── DATA PROVIDED

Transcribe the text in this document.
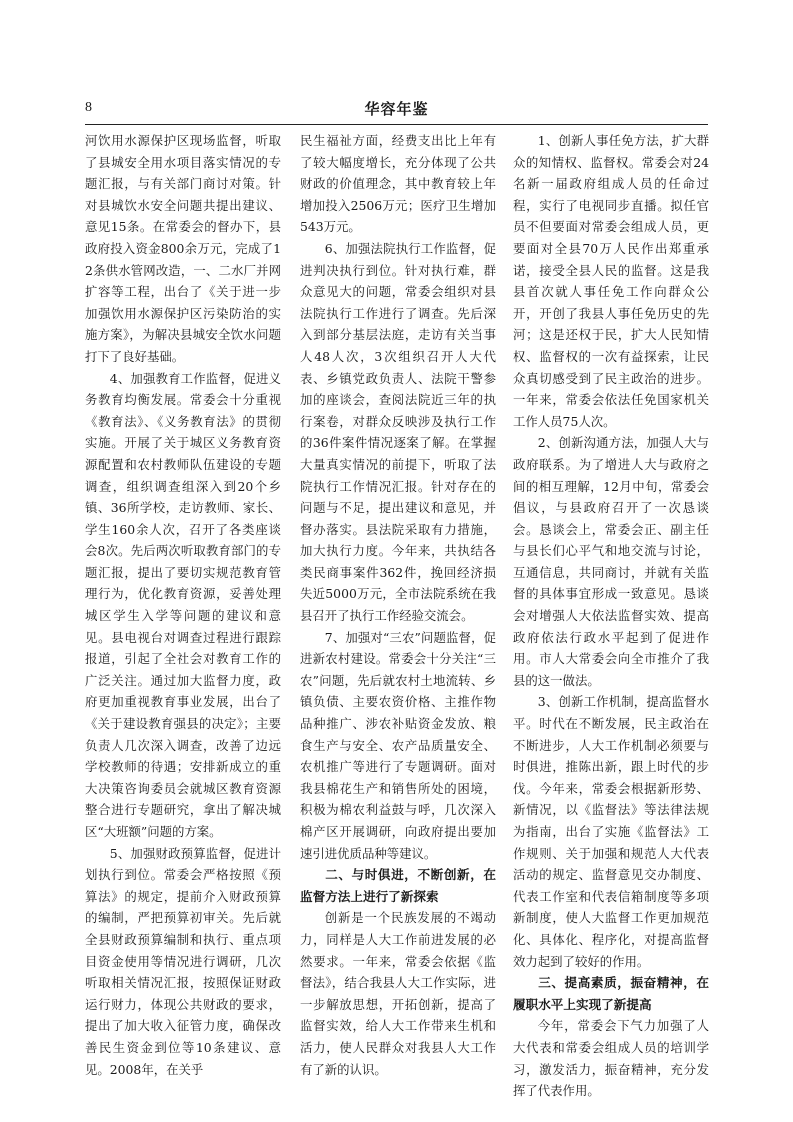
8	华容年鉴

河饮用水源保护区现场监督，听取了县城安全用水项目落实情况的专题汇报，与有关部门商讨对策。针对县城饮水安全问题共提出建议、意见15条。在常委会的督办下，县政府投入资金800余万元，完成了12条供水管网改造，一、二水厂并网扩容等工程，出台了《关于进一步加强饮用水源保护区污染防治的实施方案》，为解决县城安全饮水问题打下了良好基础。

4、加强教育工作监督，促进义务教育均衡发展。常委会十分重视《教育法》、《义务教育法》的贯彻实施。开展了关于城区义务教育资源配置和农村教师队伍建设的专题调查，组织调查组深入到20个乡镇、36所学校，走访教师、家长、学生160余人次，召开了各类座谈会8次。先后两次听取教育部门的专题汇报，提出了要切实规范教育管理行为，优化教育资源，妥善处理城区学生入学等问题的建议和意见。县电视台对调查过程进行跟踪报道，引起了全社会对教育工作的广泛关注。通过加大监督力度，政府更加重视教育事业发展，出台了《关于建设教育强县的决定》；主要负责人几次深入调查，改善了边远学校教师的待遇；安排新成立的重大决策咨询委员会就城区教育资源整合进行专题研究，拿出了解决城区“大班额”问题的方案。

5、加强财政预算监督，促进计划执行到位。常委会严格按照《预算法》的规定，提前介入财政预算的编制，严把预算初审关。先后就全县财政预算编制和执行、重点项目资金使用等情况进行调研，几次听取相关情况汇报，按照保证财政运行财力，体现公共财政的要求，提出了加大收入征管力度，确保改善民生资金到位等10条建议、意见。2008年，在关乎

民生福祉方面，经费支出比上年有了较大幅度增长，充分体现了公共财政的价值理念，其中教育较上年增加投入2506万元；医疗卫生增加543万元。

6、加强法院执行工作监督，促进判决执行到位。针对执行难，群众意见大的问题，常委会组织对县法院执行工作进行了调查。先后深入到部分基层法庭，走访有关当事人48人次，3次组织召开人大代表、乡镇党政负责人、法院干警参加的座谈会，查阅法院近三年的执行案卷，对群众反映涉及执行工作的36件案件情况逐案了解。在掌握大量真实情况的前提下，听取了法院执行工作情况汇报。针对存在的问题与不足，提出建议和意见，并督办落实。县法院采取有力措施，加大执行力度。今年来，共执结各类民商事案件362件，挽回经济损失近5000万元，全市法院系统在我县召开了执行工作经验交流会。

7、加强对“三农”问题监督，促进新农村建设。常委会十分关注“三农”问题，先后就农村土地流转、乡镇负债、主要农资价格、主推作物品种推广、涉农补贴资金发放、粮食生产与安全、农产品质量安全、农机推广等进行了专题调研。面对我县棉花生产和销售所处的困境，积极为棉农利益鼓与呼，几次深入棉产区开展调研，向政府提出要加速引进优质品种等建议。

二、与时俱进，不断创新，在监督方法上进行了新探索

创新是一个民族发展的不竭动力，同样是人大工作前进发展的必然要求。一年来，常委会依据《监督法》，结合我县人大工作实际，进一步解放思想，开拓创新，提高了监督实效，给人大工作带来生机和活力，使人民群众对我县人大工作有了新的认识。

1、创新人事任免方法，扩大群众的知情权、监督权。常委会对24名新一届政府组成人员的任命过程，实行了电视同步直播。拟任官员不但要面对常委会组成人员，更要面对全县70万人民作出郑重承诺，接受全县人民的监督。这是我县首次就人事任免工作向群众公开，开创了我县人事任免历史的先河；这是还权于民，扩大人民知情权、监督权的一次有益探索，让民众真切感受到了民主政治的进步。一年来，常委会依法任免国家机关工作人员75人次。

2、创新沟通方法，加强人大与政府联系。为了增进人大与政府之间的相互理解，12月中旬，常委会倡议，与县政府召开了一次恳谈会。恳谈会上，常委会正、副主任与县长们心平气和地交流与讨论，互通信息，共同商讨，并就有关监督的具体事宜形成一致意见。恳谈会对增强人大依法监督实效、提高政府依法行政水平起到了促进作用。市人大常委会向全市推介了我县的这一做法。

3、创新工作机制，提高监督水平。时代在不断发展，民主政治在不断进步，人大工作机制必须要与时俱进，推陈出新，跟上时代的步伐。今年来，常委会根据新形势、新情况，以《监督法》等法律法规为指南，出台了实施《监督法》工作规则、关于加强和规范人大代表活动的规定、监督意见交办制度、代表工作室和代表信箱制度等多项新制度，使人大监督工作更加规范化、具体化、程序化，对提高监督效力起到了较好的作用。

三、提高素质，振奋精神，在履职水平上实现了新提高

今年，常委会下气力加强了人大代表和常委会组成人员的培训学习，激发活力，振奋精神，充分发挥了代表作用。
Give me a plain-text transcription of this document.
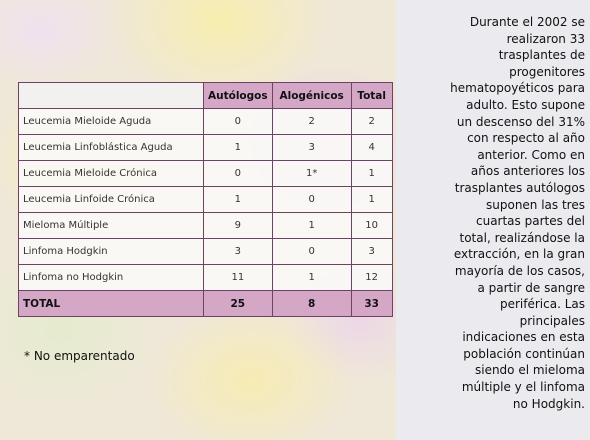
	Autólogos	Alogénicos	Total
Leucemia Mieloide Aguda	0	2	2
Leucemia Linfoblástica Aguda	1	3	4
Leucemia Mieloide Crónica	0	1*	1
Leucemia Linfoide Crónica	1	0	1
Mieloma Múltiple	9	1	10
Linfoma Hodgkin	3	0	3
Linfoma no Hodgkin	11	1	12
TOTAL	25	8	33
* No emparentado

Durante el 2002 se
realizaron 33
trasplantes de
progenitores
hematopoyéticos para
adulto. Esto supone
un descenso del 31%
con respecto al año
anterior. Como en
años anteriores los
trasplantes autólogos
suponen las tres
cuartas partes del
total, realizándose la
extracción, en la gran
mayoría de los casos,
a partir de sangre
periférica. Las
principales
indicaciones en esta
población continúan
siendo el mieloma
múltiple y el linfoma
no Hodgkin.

────

__TASK DESCRIPTION__:
Copy all lines from the material that contain "Mieloide".

__SOLVED EXERCISE__:
Leucemia Mieloide Aguda	0	2	2
Leucemia Mieloide Crónica	0	1*	1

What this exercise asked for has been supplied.